• THE TASK: Output all the entries word for word. Omit the pictures.

• Figure collection entries:
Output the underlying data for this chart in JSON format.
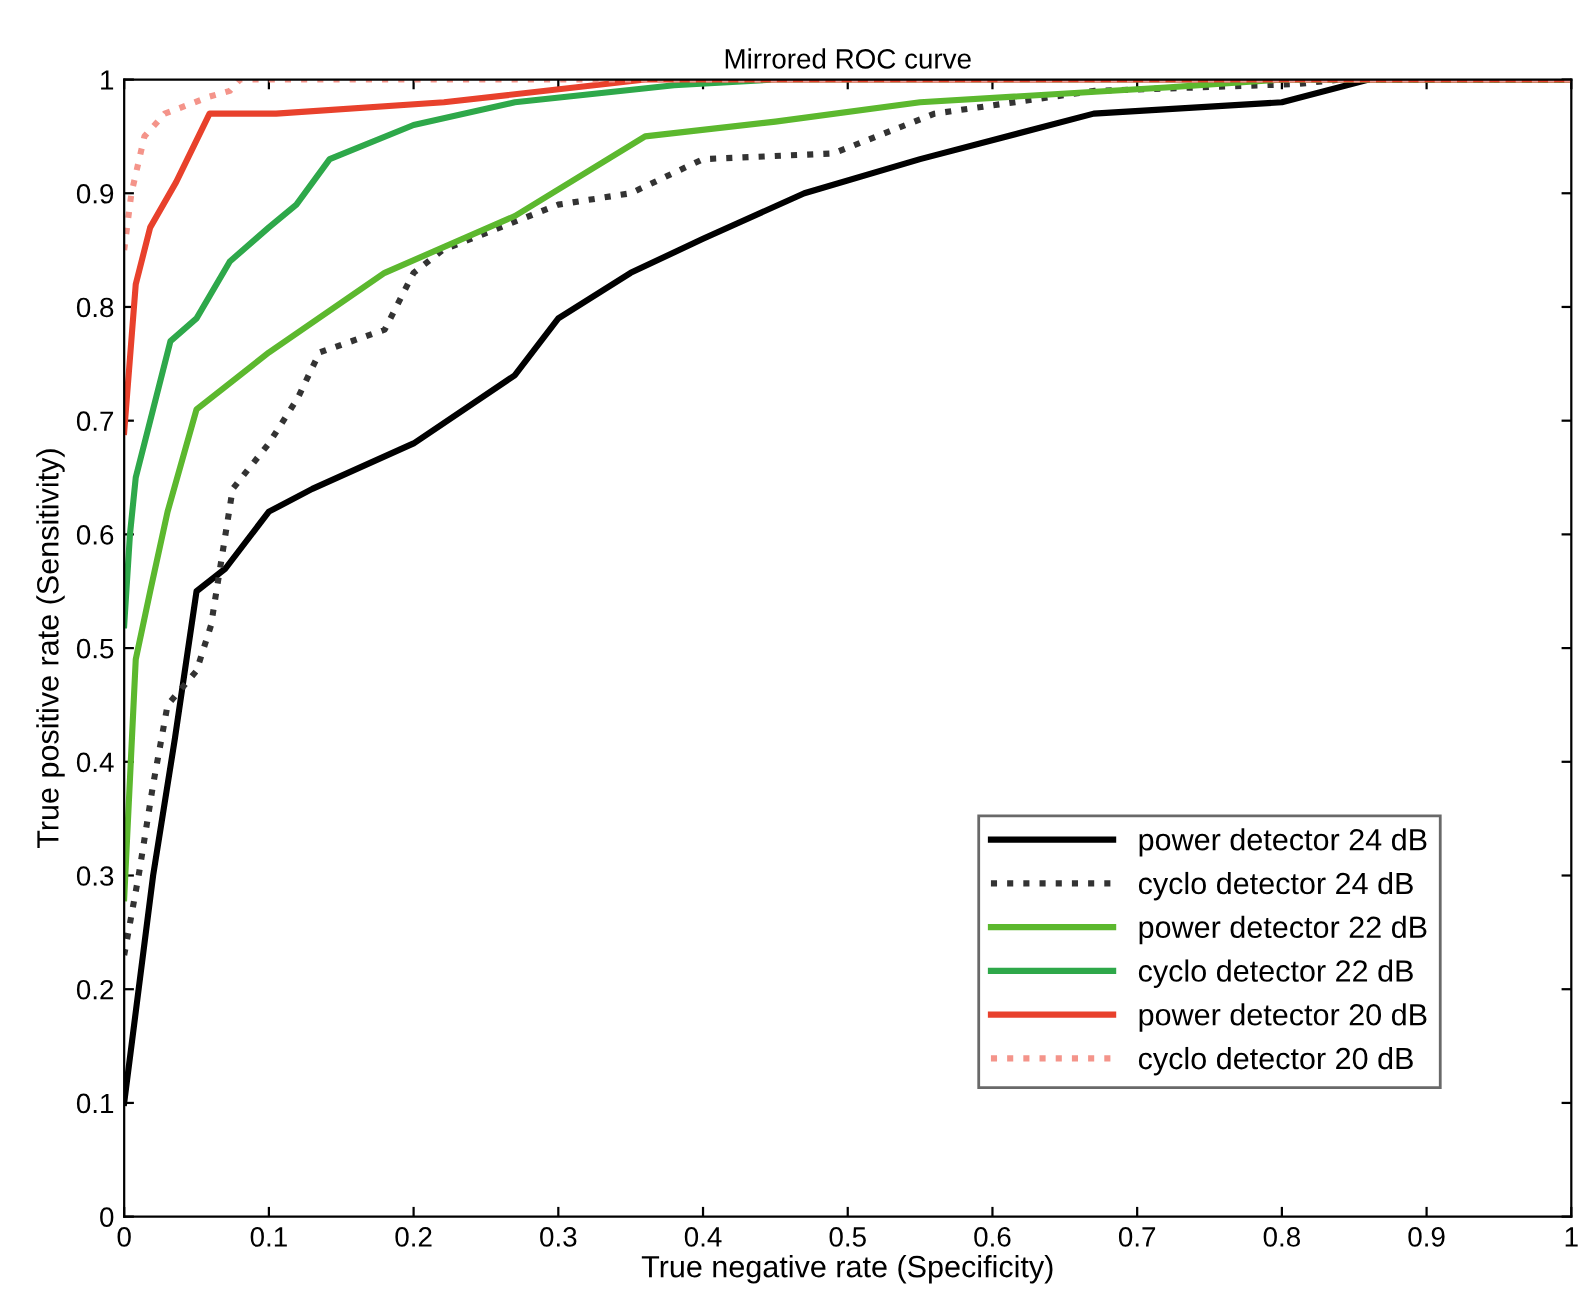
{
  "chart_data": {
    "type": "line",
    "title": "Mirrored ROC curve",
    "xlabel": "True negative rate (Specificity)",
    "ylabel": "True positive rate (Sensitivity)",
    "xlim": [
      0,
      1
    ],
    "ylim": [
      0,
      1
    ],
    "xticks": [
      0,
      0.1,
      0.2,
      0.3,
      0.4,
      0.5,
      0.6,
      0.7,
      0.8,
      0.9,
      1
    ],
    "yticks": [
      0,
      0.1,
      0.2,
      0.3,
      0.4,
      0.5,
      0.6,
      0.7,
      0.8,
      0.9,
      1
    ],
    "grid": false,
    "legend": "bottom right",
    "marker": "none",
    "series": [
      {
        "name": "power detector 24 dB",
        "color": "#000000",
        "line_style": "solid",
        "x": [
          0,
          0.01,
          0.02,
          0.035,
          0.05,
          0.07,
          0.1,
          0.13,
          0.2,
          0.27,
          0.3,
          0.35,
          0.4,
          0.47,
          0.55,
          0.67,
          0.8,
          0.86,
          1
        ],
        "values": [
          0.1,
          0.2,
          0.3,
          0.42,
          0.55,
          0.57,
          0.62,
          0.64,
          0.68,
          0.74,
          0.79,
          0.83,
          0.86,
          0.9,
          0.93,
          0.97,
          0.98,
          1,
          1
        ]
      },
      {
        "name": "cyclo detector 24 dB",
        "color": "#333333",
        "line_style": "dotted",
        "x": [
          0,
          0.01,
          0.02,
          0.03,
          0.05,
          0.06,
          0.075,
          0.1,
          0.12,
          0.135,
          0.18,
          0.2,
          0.22,
          0.3,
          0.35,
          0.4,
          0.49,
          0.56,
          0.67,
          0.81,
          0.84,
          1
        ],
        "values": [
          0.23,
          0.3,
          0.38,
          0.45,
          0.48,
          0.52,
          0.64,
          0.68,
          0.72,
          0.76,
          0.78,
          0.83,
          0.85,
          0.89,
          0.9,
          0.93,
          0.935,
          0.97,
          0.99,
          0.996,
          1,
          1
        ]
      },
      {
        "name": "power detector 22 dB",
        "color": "#5cb82e",
        "line_style": "solid",
        "x": [
          0,
          0.008,
          0.018,
          0.03,
          0.05,
          0.07,
          0.1,
          0.18,
          0.27,
          0.36,
          0.45,
          0.55,
          0.72,
          0.8,
          1
        ],
        "values": [
          0.28,
          0.49,
          0.55,
          0.62,
          0.71,
          0.73,
          0.76,
          0.83,
          0.88,
          0.95,
          0.963,
          0.98,
          0.993,
          1,
          1
        ]
      },
      {
        "name": "cyclo detector 22 dB",
        "color": "#2ea84a",
        "line_style": "solid",
        "x": [
          0,
          0.004,
          0.008,
          0.02,
          0.032,
          0.05,
          0.073,
          0.1,
          0.119,
          0.142,
          0.2,
          0.27,
          0.38,
          0.45,
          1
        ],
        "values": [
          0.52,
          0.6,
          0.65,
          0.71,
          0.77,
          0.79,
          0.84,
          0.87,
          0.89,
          0.93,
          0.96,
          0.98,
          0.995,
          1,
          1
        ]
      },
      {
        "name": "power detector 20 dB",
        "color": "#e8412c",
        "line_style": "solid",
        "x": [
          0,
          0.008,
          0.018,
          0.036,
          0.059,
          0.105,
          0.221,
          0.36,
          1
        ],
        "values": [
          0.69,
          0.82,
          0.87,
          0.91,
          0.97,
          0.97,
          0.98,
          1,
          1
        ]
      },
      {
        "name": "cyclo detector 20 dB",
        "color": "#f4948a",
        "line_style": "dotted",
        "x": [
          0,
          0.005,
          0.014,
          0.028,
          0.059,
          0.073,
          0.08,
          1
        ],
        "values": [
          0.85,
          0.9,
          0.95,
          0.97,
          0.985,
          0.99,
          1,
          1
        ]
      }
    ]
  }
}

• WRITTEN ANSWER:
Output the underlying data for this chart in JSON format.
{
  "chart_data": {
    "type": "line",
    "title": "Mirrored ROC curve",
    "xlabel": "True negative rate (Specificity)",
    "ylabel": "True positive rate (Sensitivity)",
    "xlim": [
      0,
      1
    ],
    "ylim": [
      0,
      1
    ],
    "xticks": [
      0,
      0.1,
      0.2,
      0.3,
      0.4,
      0.5,
      0.6,
      0.7,
      0.8,
      0.9,
      1
    ],
    "yticks": [
      0,
      0.1,
      0.2,
      0.3,
      0.4,
      0.5,
      0.6,
      0.7,
      0.8,
      0.9,
      1
    ],
    "grid": false,
    "legend": "bottom right",
    "marker": "none",
    "series": [
      {
        "name": "power detector 24 dB",
        "color": "#000000",
        "line_style": "solid",
        "x": [
          0,
          0.01,
          0.02,
          0.035,
          0.05,
          0.07,
          0.1,
          0.13,
          0.2,
          0.27,
          0.3,
          0.35,
          0.4,
          0.47,
          0.55,
          0.67,
          0.8,
          0.86,
          1
        ],
        "values": [
          0.1,
          0.2,
          0.3,
          0.42,
          0.55,
          0.57,
          0.62,
          0.64,
          0.68,
          0.74,
          0.79,
          0.83,
          0.86,
          0.9,
          0.93,
          0.97,
          0.98,
          1,
          1
        ]
      },
      {
        "name": "cyclo detector 24 dB",
        "color": "#333333",
        "line_style": "dotted",
        "x": [
          0,
          0.01,
          0.02,
          0.03,
          0.05,
          0.06,
          0.075,
          0.1,
          0.12,
          0.135,
          0.18,
          0.2,
          0.22,
          0.3,
          0.35,
          0.4,
          0.49,
          0.56,
          0.67,
          0.81,
          0.84,
          1
        ],
        "values": [
          0.23,
          0.3,
          0.38,
          0.45,
          0.48,
          0.52,
          0.64,
          0.68,
          0.72,
          0.76,
          0.78,
          0.83,
          0.85,
          0.89,
          0.9,
          0.93,
          0.935,
          0.97,
          0.99,
          0.996,
          1,
          1
        ]
      },
      {
        "name": "power detector 22 dB",
        "color": "#5cb82e",
        "line_style": "solid",
        "x": [
          0,
          0.008,
          0.018,
          0.03,
          0.05,
          0.07,
          0.1,
          0.18,
          0.27,
          0.36,
          0.45,
          0.55,
          0.72,
          0.8,
          1
        ],
        "values": [
          0.28,
          0.49,
          0.55,
          0.62,
          0.71,
          0.73,
          0.76,
          0.83,
          0.88,
          0.95,
          0.963,
          0.98,
          0.993,
          1,
          1
        ]
      },
      {
        "name": "cyclo detector 22 dB",
        "color": "#2ea84a",
        "line_style": "solid",
        "x": [
          0,
          0.004,
          0.008,
          0.02,
          0.032,
          0.05,
          0.073,
          0.1,
          0.119,
          0.142,
          0.2,
          0.27,
          0.38,
          0.45,
          1
        ],
        "values": [
          0.52,
          0.6,
          0.65,
          0.71,
          0.77,
          0.79,
          0.84,
          0.87,
          0.89,
          0.93,
          0.96,
          0.98,
          0.995,
          1,
          1
        ]
      },
      {
        "name": "power detector 20 dB",
        "color": "#e8412c",
        "line_style": "solid",
        "x": [
          0,
          0.008,
          0.018,
          0.036,
          0.059,
          0.105,
          0.221,
          0.36,
          1
        ],
        "values": [
          0.69,
          0.82,
          0.87,
          0.91,
          0.97,
          0.97,
          0.98,
          1,
          1
        ]
      },
      {
        "name": "cyclo detector 20 dB",
        "color": "#f4948a",
        "line_style": "dotted",
        "x": [
          0,
          0.005,
          0.014,
          0.028,
          0.059,
          0.073,
          0.08,
          1
        ],
        "values": [
          0.85,
          0.9,
          0.95,
          0.97,
          0.985,
          0.99,
          1,
          1
        ]
      }
    ]
  }
}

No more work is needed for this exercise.